_DATA EXCERPTS:_

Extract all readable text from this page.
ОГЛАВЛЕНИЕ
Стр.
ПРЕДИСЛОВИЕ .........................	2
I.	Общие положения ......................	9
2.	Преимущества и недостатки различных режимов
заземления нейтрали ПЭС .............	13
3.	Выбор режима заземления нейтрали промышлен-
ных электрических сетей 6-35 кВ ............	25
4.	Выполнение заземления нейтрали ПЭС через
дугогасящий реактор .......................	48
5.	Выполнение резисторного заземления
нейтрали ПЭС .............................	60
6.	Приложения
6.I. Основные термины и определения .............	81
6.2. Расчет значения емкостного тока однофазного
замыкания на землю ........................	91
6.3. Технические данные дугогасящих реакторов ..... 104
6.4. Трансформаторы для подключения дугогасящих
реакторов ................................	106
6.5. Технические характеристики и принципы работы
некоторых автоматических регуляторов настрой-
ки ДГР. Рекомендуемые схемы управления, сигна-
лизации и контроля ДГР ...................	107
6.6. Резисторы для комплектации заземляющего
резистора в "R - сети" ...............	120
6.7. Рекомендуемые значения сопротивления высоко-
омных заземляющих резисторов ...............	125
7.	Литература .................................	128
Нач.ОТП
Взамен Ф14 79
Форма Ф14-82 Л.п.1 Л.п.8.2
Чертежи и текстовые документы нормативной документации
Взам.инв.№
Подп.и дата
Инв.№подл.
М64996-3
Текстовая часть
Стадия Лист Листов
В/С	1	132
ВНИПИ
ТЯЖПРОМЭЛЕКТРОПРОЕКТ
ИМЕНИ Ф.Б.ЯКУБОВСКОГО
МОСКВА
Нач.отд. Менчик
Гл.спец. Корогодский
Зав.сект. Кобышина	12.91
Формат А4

_SET EXERCISE:_ Pull out each line holding the string "реакторов".

_WRITTEN REPLY:_
6.3. Технические данные дугогасящих реакторов ..... 104
реакторов ................................	106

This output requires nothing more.